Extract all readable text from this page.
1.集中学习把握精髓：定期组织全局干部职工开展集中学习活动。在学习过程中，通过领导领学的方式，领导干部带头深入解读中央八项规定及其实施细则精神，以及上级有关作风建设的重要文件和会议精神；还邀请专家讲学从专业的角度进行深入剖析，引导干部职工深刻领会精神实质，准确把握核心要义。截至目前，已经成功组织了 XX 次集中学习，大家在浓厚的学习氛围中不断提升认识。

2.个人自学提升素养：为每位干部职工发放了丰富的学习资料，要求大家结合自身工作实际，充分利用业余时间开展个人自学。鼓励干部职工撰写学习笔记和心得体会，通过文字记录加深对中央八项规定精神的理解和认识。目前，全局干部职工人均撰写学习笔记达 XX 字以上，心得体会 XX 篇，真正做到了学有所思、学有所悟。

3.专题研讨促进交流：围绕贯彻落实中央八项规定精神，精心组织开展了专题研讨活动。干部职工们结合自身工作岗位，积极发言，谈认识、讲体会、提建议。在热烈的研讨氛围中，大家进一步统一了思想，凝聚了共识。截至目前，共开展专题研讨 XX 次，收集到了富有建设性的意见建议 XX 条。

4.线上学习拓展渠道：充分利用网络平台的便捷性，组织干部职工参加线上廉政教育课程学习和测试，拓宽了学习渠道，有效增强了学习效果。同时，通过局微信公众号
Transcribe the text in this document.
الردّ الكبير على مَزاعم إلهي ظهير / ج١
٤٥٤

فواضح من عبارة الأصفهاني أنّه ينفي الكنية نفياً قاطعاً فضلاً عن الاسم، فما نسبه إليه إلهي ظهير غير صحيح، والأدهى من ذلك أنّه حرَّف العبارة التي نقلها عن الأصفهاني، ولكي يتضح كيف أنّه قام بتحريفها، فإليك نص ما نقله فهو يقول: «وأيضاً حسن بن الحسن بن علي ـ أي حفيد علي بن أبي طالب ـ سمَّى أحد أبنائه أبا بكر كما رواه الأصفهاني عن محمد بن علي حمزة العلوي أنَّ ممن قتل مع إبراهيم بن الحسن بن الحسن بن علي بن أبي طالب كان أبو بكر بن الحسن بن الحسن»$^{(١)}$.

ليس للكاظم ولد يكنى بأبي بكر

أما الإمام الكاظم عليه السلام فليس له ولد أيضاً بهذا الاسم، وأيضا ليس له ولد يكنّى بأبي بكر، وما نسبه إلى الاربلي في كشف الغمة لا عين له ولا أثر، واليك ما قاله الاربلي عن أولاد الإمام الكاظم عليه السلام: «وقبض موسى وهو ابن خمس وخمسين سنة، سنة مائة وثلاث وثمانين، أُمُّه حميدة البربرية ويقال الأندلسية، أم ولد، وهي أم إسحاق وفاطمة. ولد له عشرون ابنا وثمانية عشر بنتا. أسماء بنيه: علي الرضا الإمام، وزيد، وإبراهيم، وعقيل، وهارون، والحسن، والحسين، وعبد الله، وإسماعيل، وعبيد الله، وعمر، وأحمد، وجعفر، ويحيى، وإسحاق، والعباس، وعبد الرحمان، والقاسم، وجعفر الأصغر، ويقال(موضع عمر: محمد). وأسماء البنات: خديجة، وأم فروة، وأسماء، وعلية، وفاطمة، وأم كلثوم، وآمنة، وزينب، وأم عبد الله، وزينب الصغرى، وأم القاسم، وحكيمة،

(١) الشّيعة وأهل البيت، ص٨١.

---*---

EXERCISE REQUIREMENTS> Set down the entries verbatim, leaving none out.

ANSWER FOR THIS EXERCISE>
Extract all readable text from this page.
1.集中学习把握精髓：定期组织全局干部职工开展集中学习活动。在学习过程中，通过领导领学的方式，领导干部带头深入解读中央八项规定及其实施细则精神，以及上级有关作风建设的重要文件和会议精神；还邀请专家讲学从专业的角度进行深入剖析，引导干部职工深刻领会精神实质，准确把握核心要义。截至目前，已经成功组织了 XX 次集中学习，大家在浓厚的学习氛围中不断提升认识。

2.个人自学提升素养：为每位干部职工发放了丰富的学习资料，要求大家结合自身工作实际，充分利用业余时间开展个人自学。鼓励干部职工撰写学习笔记和心得体会，通过文字记录加深对中央八项规定精神的理解和认识。目前，全局干部职工人均撰写学习笔记达 XX 字以上，心得体会 XX 篇，真正做到了学有所思、学有所悟。

3.专题研讨促进交流：围绕贯彻落实中央八项规定精神，精心组织开展了专题研讨活动。干部职工们结合自身工作岗位，积极发言，谈认识、讲体会、提建议。在热烈的研讨氛围中，大家进一步统一了思想，凝聚了共识。截至目前，共开展专题研讨 XX 次，收集到了富有建设性的意见建议 XX 条。

4.线上学习拓展渠道：充分利用网络平台的便捷性，组织干部职工参加线上廉政教育课程学习和测试，拓宽了学习渠道，有效增强了学习效果。同时，通过局微信公众号
Transcribe the text in this document.
الردّ الكبير على مَزاعم إلهي ظهير / ج١
٤٥٤

فواضح من عبارة الأصفهاني أنّه ينفي الكنية نفياً قاطعاً فضلاً عن الاسم، فما نسبه إليه إلهي ظهير غير صحيح، والأدهى من ذلك أنّه حرَّف العبارة التي نقلها عن الأصفهاني، ولكي يتضح كيف أنّه قام بتحريفها، فإليك نص ما نقله فهو يقول: «وأيضاً حسن بن الحسن بن علي ـ أي حفيد علي بن أبي طالب ـ سمَّى أحد أبنائه أبا بكر كما رواه الأصفهاني عن محمد بن علي حمزة العلوي أنَّ ممن قتل مع إبراهيم بن الحسن بن الحسن بن علي بن أبي طالب كان أبو بكر بن الحسن بن الحسن»$^{(١)}$.

ليس للكاظم ولد يكنى بأبي بكر

أما الإمام الكاظم عليه السلام فليس له ولد أيضاً بهذا الاسم، وأيضا ليس له ولد يكنّى بأبي بكر، وما نسبه إلى الاربلي في كشف الغمة لا عين له ولا أثر، واليك ما قاله الاربلي عن أولاد الإمام الكاظم عليه السلام: «وقبض موسى وهو ابن خمس وخمسين سنة، سنة مائة وثلاث وثمانين، أُمُّه حميدة البربرية ويقال الأندلسية، أم ولد، وهي أم إسحاق وفاطمة. ولد له عشرون ابنا وثمانية عشر بنتا. أسماء بنيه: علي الرضا الإمام، وزيد، وإبراهيم، وعقيل، وهارون، والحسن، والحسين، وعبد الله، وإسماعيل، وعبيد الله، وعمر، وأحمد، وجعفر، ويحيى، وإسحاق، والعباس، وعبد الرحمان، والقاسم، وجعفر الأصغر، ويقال(موضع عمر: محمد). وأسماء البنات: خديجة، وأم فروة، وأسماء، وعلية، وفاطمة، وأم كلثوم، وآمنة، وزينب، وأم عبد الله، وزينب الصغرى، وأم القاسم، وحكيمة،

(١) الشّيعة وأهل البيت، ص٨١.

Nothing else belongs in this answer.